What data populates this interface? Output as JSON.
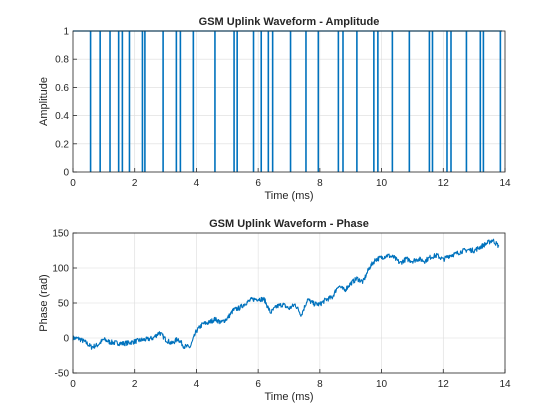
{
  "chart_data": [
    {
      "type": "line",
      "title": "GSM Uplink Waveform - Amplitude",
      "xlabel": "Time (ms)",
      "ylabel": "Amplitude",
      "xlim": [
        0,
        14
      ],
      "ylim": [
        0,
        1
      ],
      "xticks": [
        "0",
        "2",
        "4",
        "6",
        "8",
        "10",
        "12",
        "14"
      ],
      "yticks": [
        "0",
        "0.2",
        "0.4",
        "0.6",
        "0.8",
        "1"
      ],
      "grid": true,
      "color": "#0072BD",
      "baseline": 1,
      "dips": [
        {
          "x": 0.57,
          "depth": 0.0
        },
        {
          "x": 0.88,
          "depth": 0.0
        },
        {
          "x": 1.2,
          "depth": 0.0
        },
        {
          "x": 1.48,
          "depth": 0.0
        },
        {
          "x": 1.6,
          "depth": 0.0
        },
        {
          "x": 1.83,
          "depth": 0.0
        },
        {
          "x": 2.25,
          "depth": 0.0
        },
        {
          "x": 2.33,
          "depth": 0.0
        },
        {
          "x": 2.92,
          "depth": 0.0
        },
        {
          "x": 3.35,
          "depth": 0.0
        },
        {
          "x": 3.48,
          "depth": 0.0
        },
        {
          "x": 3.9,
          "depth": 0.0
        },
        {
          "x": 4.6,
          "depth": 0.0
        },
        {
          "x": 5.22,
          "depth": 0.0
        },
        {
          "x": 5.32,
          "depth": 0.0
        },
        {
          "x": 5.85,
          "depth": 0.0
        },
        {
          "x": 6.1,
          "depth": 0.0
        },
        {
          "x": 6.33,
          "depth": 0.0
        },
        {
          "x": 6.47,
          "depth": 0.0
        },
        {
          "x": 7.05,
          "depth": 0.0
        },
        {
          "x": 7.55,
          "depth": 0.0
        },
        {
          "x": 7.95,
          "depth": 0.0
        },
        {
          "x": 8.6,
          "depth": 0.0
        },
        {
          "x": 8.75,
          "depth": 0.0
        },
        {
          "x": 9.2,
          "depth": 0.0
        },
        {
          "x": 9.75,
          "depth": 0.0
        },
        {
          "x": 9.88,
          "depth": 0.0
        },
        {
          "x": 10.35,
          "depth": 0.0
        },
        {
          "x": 10.9,
          "depth": 0.0
        },
        {
          "x": 11.55,
          "depth": 0.0
        },
        {
          "x": 11.65,
          "depth": 0.0
        },
        {
          "x": 12.12,
          "depth": 0.0
        },
        {
          "x": 12.25,
          "depth": 0.0
        },
        {
          "x": 12.75,
          "depth": 0.0
        },
        {
          "x": 13.2,
          "depth": 0.0
        },
        {
          "x": 13.3,
          "depth": 0.0
        },
        {
          "x": 13.85,
          "depth": 0.0
        }
      ]
    },
    {
      "type": "line",
      "title": "GSM Uplink Waveform - Phase",
      "xlabel": "Time (ms)",
      "ylabel": "Phase (rad)",
      "xlim": [
        0,
        14
      ],
      "ylim": [
        -50,
        150
      ],
      "xticks": [
        "0",
        "2",
        "4",
        "6",
        "8",
        "10",
        "12",
        "14"
      ],
      "yticks": [
        "-50",
        "0",
        "50",
        "100",
        "150"
      ],
      "grid": true,
      "color": "#0072BD",
      "x": [
        0,
        0.2,
        0.4,
        0.6,
        0.8,
        1.0,
        1.2,
        1.4,
        1.6,
        1.8,
        2.0,
        2.2,
        2.4,
        2.6,
        2.8,
        3.0,
        3.2,
        3.4,
        3.6,
        3.8,
        4.0,
        4.2,
        4.4,
        4.6,
        4.8,
        5.0,
        5.2,
        5.4,
        5.6,
        5.8,
        6.0,
        6.2,
        6.4,
        6.6,
        6.8,
        7.0,
        7.2,
        7.4,
        7.6,
        7.8,
        8.0,
        8.2,
        8.4,
        8.6,
        8.8,
        9.0,
        9.2,
        9.4,
        9.6,
        9.8,
        10.0,
        10.2,
        10.4,
        10.6,
        10.8,
        11.0,
        11.2,
        11.4,
        11.6,
        11.8,
        12.0,
        12.2,
        12.4,
        12.6,
        12.8,
        13.0,
        13.2,
        13.4,
        13.6,
        13.8
      ],
      "y": [
        0,
        -1,
        -6,
        -13,
        -10,
        -2,
        -6,
        -7,
        -8,
        -7,
        -5,
        -3,
        -2,
        0,
        8,
        -2,
        -8,
        -1,
        -12,
        -13,
        10,
        20,
        22,
        27,
        22,
        28,
        40,
        43,
        50,
        55,
        56,
        55,
        36,
        45,
        48,
        42,
        48,
        33,
        55,
        49,
        48,
        55,
        58,
        75,
        68,
        78,
        85,
        80,
        100,
        112,
        115,
        118,
        115,
        107,
        113,
        110,
        113,
        110,
        116,
        118,
        112,
        118,
        120,
        124,
        126,
        125,
        130,
        135,
        140,
        131
      ]
    }
  ]
}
-.-.-
**WHAT YOU SHOULD DO**
Every line that holds the word "Waveform" should be extracted.

**RESPONSE TO THIS EXERCISE**
      "title": "GSM Uplink Waveform - Amplitude",
      "title": "GSM Uplink Waveform - Phase",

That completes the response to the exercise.